▸ **Task details**: Word for word, print each line of the listing below; pictures stay out.

[start Provided material]

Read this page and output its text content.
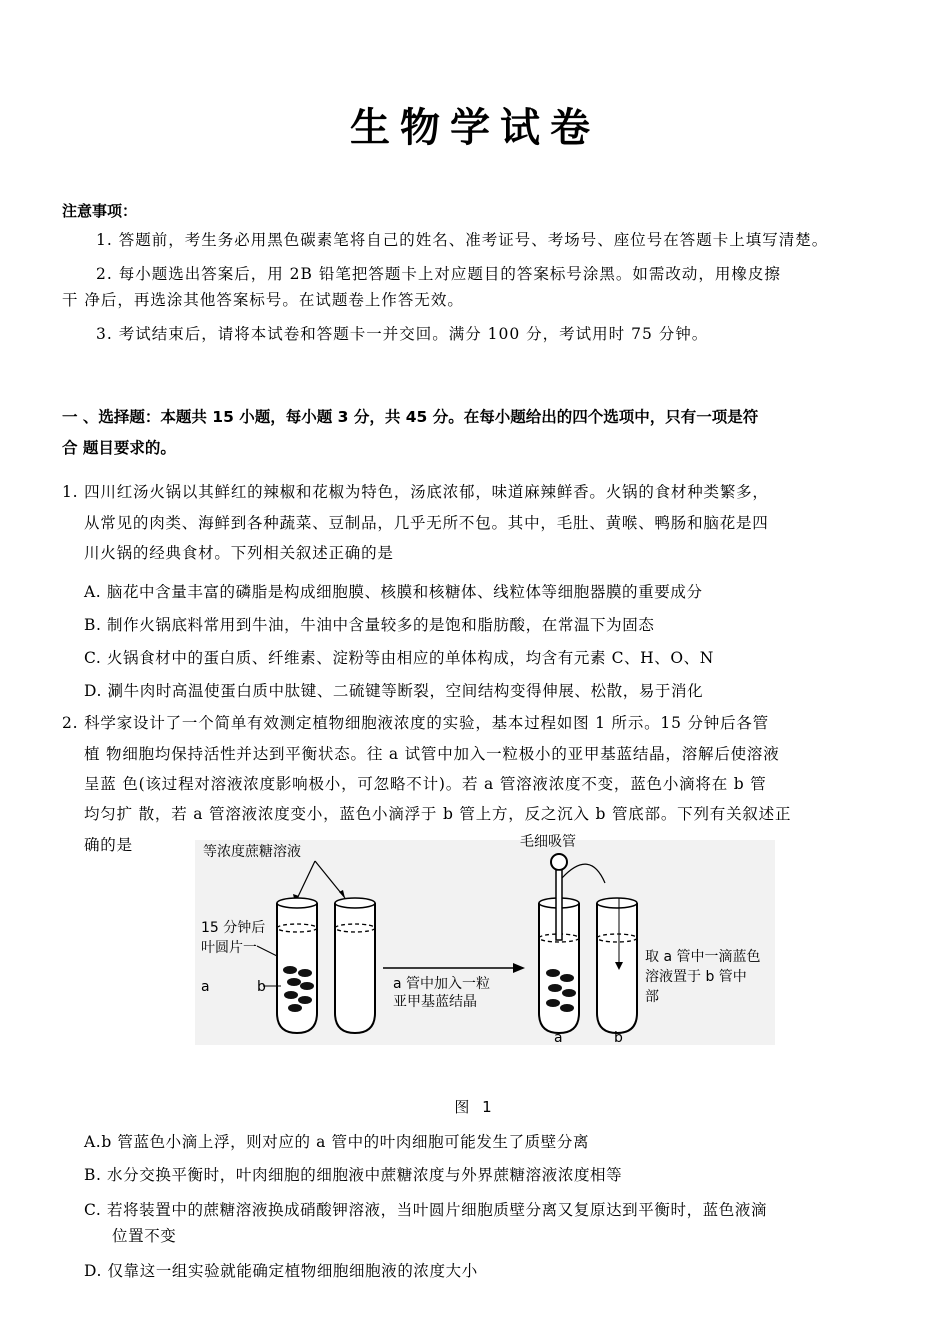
生物学试卷
注意事项：
1. 答题前，考生务必用黑色碳素笔将自己的姓名、准考证号、考场号、座位号在答题卡上填写清楚。
2. 每小题选出答案后，用 2B 铅笔把答题卡上对应题目的答案标号涂黑。如需改动，用橡皮擦
干 净后，再选涂其他答案标号。在试题卷上作答无效。
3. 考试结束后，请将本试卷和答题卡一并交回。满分 100 分，考试用时 75 分钟。
一 、选择题：本题共 15 小题，每小题 3 分，共 45 分。在每小题给出的四个选项中，只有一项是符
合 题目要求的。
1. 四川红汤火锅以其鲜红的辣椒和花椒为特色，汤底浓郁，味道麻辣鲜香。火锅的食材种类繁多，
从常见的肉类、海鲜到各种蔬菜、豆制品，几乎无所不包。其中，毛肚、黄喉、鸭肠和脑花是四
川火锅的经典食材。下列相关叙述正确的是
A. 脑花中含量丰富的磷脂是构成细胞膜、核膜和核糖体、线粒体等细胞器膜的重要成分
B. 制作火锅底料常用到牛油，牛油中含量较多的是饱和脂肪酸，在常温下为固态
C. 火锅食材中的蛋白质、纤维素、淀粉等由相应的单体构成，均含有元素 C、H、O、N
D. 涮牛肉时高温使蛋白质中肽键、二硫键等断裂，空间结构变得伸展、松散，易于消化
2. 科学家设计了一个简单有效测定植物细胞液浓度的实验，基本过程如图 1 所示。15 分钟后各管
植 物细胞均保持活性并达到平衡状态。往 a 试管中加入一粒极小的亚甲基蓝结晶，溶解后使溶液
呈蓝 色(该过程对溶液浓度影响极小，可忽略不计)。若 a 管溶液浓度不变，蓝色小滴将在 b 管
均匀扩 散，若 a 管溶液浓度变小，蓝色小滴浮于 b 管上方，反之沉入 b 管底部。下列有关叙述正
确的是	等浓度蔗糖溶液
15 分钟后
叶圆片一
a	b	a 管中加入一粒
亚甲基蓝结晶
毛细吸管
取 a 管中一滴蓝色
溶液置于 b 管中
部
a	b
图 1
A.b 管蓝色小滴上浮，则对应的 a 管中的叶肉细胞可能发生了质壁分离
B. 水分交换平衡时，叶肉细胞的细胞液中蔗糖浓度与外界蔗糖溶液浓度相等
C. 若将装置中的蔗糖溶液换成硝酸钾溶液，当叶圆片细胞质壁分离又复原达到平衡时，蓝色液滴
位置不变
D. 仅靠这一组实验就能确定植物细胞细胞液的浓度大小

[end Provided material]

▸ **Exercise result**:
Read this page and output its text content.
生物学试卷
注意事项：
1. 答题前，考生务必用黑色碳素笔将自己的姓名、准考证号、考场号、座位号在答题卡上填写清楚。
2. 每小题选出答案后，用 2B 铅笔把答题卡上对应题目的答案标号涂黑。如需改动，用橡皮擦
干 净后，再选涂其他答案标号。在试题卷上作答无效。
3. 考试结束后，请将本试卷和答题卡一并交回。满分 100 分，考试用时 75 分钟。
一 、选择题：本题共 15 小题，每小题 3 分，共 45 分。在每小题给出的四个选项中，只有一项是符
合 题目要求的。
1. 四川红汤火锅以其鲜红的辣椒和花椒为特色，汤底浓郁，味道麻辣鲜香。火锅的食材种类繁多，
从常见的肉类、海鲜到各种蔬菜、豆制品，几乎无所不包。其中，毛肚、黄喉、鸭肠和脑花是四
川火锅的经典食材。下列相关叙述正确的是
A. 脑花中含量丰富的磷脂是构成细胞膜、核膜和核糖体、线粒体等细胞器膜的重要成分
B. 制作火锅底料常用到牛油，牛油中含量较多的是饱和脂肪酸，在常温下为固态
C. 火锅食材中的蛋白质、纤维素、淀粉等由相应的单体构成，均含有元素 C、H、O、N
D. 涮牛肉时高温使蛋白质中肽键、二硫键等断裂，空间结构变得伸展、松散，易于消化
2. 科学家设计了一个简单有效测定植物细胞液浓度的实验，基本过程如图 1 所示。15 分钟后各管
植 物细胞均保持活性并达到平衡状态。往 a 试管中加入一粒极小的亚甲基蓝结晶，溶解后使溶液
呈蓝 色(该过程对溶液浓度影响极小，可忽略不计)。若 a 管溶液浓度不变，蓝色小滴将在 b 管
均匀扩 散，若 a 管溶液浓度变小，蓝色小滴浮于 b 管上方，反之沉入 b 管底部。下列有关叙述正
确的是	等浓度蔗糖溶液
15 分钟后
叶圆片一
a	b	a 管中加入一粒
亚甲基蓝结晶
毛细吸管
取 a 管中一滴蓝色
溶液置于 b 管中
部
a	b
图 1
A.b 管蓝色小滴上浮，则对应的 a 管中的叶肉细胞可能发生了质壁分离
B. 水分交换平衡时，叶肉细胞的细胞液中蔗糖浓度与外界蔗糖溶液浓度相等
C. 若将装置中的蔗糖溶液换成硝酸钾溶液，当叶圆片细胞质壁分离又复原达到平衡时，蓝色液滴
位置不变
D. 仅靠这一组实验就能确定植物细胞细胞液的浓度大小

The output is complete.